**EXERCISE DIRECTIONS:** Copy out all the records exactly.

## BEGIN ROWS

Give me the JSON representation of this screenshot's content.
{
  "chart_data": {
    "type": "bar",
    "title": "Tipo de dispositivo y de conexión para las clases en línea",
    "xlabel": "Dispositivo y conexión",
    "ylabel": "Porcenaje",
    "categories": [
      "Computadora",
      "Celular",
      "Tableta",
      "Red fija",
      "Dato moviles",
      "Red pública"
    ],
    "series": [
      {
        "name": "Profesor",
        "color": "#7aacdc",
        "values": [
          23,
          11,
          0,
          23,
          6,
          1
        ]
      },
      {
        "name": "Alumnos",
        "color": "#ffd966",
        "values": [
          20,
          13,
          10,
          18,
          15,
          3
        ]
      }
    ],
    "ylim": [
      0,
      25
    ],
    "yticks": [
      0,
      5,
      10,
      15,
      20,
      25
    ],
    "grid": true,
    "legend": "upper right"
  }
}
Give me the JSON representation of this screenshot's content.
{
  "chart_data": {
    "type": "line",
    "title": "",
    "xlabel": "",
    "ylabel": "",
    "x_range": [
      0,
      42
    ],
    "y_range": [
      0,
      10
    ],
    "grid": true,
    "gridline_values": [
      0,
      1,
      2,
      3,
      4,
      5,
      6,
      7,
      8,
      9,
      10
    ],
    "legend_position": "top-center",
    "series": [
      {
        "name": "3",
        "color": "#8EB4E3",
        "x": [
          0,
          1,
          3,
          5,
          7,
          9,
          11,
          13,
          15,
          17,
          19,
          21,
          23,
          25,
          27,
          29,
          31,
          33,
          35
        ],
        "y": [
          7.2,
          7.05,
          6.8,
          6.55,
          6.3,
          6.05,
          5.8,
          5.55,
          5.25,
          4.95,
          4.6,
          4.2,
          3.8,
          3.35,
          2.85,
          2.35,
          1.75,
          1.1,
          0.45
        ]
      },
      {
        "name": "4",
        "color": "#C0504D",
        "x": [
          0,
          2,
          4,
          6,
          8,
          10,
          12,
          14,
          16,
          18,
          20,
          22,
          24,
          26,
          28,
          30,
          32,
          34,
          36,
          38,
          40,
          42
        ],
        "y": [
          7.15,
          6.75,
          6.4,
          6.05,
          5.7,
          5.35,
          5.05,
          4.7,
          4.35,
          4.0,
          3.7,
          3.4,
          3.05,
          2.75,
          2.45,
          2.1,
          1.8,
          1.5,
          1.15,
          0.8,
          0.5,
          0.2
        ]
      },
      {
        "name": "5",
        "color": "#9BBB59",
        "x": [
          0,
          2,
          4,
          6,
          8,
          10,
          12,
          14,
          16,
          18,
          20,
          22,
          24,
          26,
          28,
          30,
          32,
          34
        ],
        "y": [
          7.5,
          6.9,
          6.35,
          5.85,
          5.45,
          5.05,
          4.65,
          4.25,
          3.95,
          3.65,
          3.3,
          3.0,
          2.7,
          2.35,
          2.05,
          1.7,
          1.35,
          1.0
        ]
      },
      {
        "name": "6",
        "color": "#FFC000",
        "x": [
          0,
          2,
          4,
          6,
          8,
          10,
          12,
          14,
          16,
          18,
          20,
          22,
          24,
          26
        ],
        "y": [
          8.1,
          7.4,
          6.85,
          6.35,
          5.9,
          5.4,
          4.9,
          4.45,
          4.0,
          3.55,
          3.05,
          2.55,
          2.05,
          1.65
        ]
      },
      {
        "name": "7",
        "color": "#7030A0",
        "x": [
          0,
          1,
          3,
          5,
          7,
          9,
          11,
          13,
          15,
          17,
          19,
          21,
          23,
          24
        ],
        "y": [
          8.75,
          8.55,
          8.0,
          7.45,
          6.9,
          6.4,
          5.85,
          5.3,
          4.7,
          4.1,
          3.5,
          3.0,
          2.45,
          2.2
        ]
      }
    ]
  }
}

## END ROWS

**EXPECTED ANSWER:**
Give me the JSON representation of this screenshot's content.
{
  "chart_data": {
    "type": "bar",
    "title": "Tipo de dispositivo y de conexión para las clases en línea",
    "xlabel": "Dispositivo y conexión",
    "ylabel": "Porcenaje",
    "categories": [
      "Computadora",
      "Celular",
      "Tableta",
      "Red fija",
      "Dato moviles",
      "Red pública"
    ],
    "series": [
      {
        "name": "Profesor",
        "color": "#7aacdc",
        "values": [
          23,
          11,
          0,
          23,
          6,
          1
        ]
      },
      {
        "name": "Alumnos",
        "color": "#ffd966",
        "values": [
          20,
          13,
          10,
          18,
          15,
          3
        ]
      }
    ],
    "ylim": [
      0,
      25
    ],
    "yticks": [
      0,
      5,
      10,
      15,
      20,
      25
    ],
    "grid": true,
    "legend": "upper right"
  }
}
Give me the JSON representation of this screenshot's content.
{
  "chart_data": {
    "type": "line",
    "title": "",
    "xlabel": "",
    "ylabel": "",
    "x_range": [
      0,
      42
    ],
    "y_range": [
      0,
      10
    ],
    "grid": true,
    "gridline_values": [
      0,
      1,
      2,
      3,
      4,
      5,
      6,
      7,
      8,
      9,
      10
    ],
    "legend_position": "top-center",
    "series": [
      {
        "name": "3",
        "color": "#8EB4E3",
        "x": [
          0,
          1,
          3,
          5,
          7,
          9,
          11,
          13,
          15,
          17,
          19,
          21,
          23,
          25,
          27,
          29,
          31,
          33,
          35
        ],
        "y": [
          7.2,
          7.05,
          6.8,
          6.55,
          6.3,
          6.05,
          5.8,
          5.55,
          5.25,
          4.95,
          4.6,
          4.2,
          3.8,
          3.35,
          2.85,
          2.35,
          1.75,
          1.1,
          0.45
        ]
      },
      {
        "name": "4",
        "color": "#C0504D",
        "x": [
          0,
          2,
          4,
          6,
          8,
          10,
          12,
          14,
          16,
          18,
          20,
          22,
          24,
          26,
          28,
          30,
          32,
          34,
          36,
          38,
          40,
          42
        ],
        "y": [
          7.15,
          6.75,
          6.4,
          6.05,
          5.7,
          5.35,
          5.05,
          4.7,
          4.35,
          4.0,
          3.7,
          3.4,
          3.05,
          2.75,
          2.45,
          2.1,
          1.8,
          1.5,
          1.15,
          0.8,
          0.5,
          0.2
        ]
      },
      {
        "name": "5",
        "color": "#9BBB59",
        "x": [
          0,
          2,
          4,
          6,
          8,
          10,
          12,
          14,
          16,
          18,
          20,
          22,
          24,
          26,
          28,
          30,
          32,
          34
        ],
        "y": [
          7.5,
          6.9,
          6.35,
          5.85,
          5.45,
          5.05,
          4.65,
          4.25,
          3.95,
          3.65,
          3.3,
          3.0,
          2.7,
          2.35,
          2.05,
          1.7,
          1.35,
          1.0
        ]
      },
      {
        "name": "6",
        "color": "#FFC000",
        "x": [
          0,
          2,
          4,
          6,
          8,
          10,
          12,
          14,
          16,
          18,
          20,
          22,
          24,
          26
        ],
        "y": [
          8.1,
          7.4,
          6.85,
          6.35,
          5.9,
          5.4,
          4.9,
          4.45,
          4.0,
          3.55,
          3.05,
          2.55,
          2.05,
          1.65
        ]
      },
      {
        "name": "7",
        "color": "#7030A0",
        "x": [
          0,
          1,
          3,
          5,
          7,
          9,
          11,
          13,
          15,
          17,
          19,
          21,
          23,
          24
        ],
        "y": [
          8.75,
          8.55,
          8.0,
          7.45,
          6.9,
          6.4,
          5.85,
          5.3,
          4.7,
          4.1,
          3.5,
          3.0,
          2.45,
          2.2
        ]
      }
    ]
  }
}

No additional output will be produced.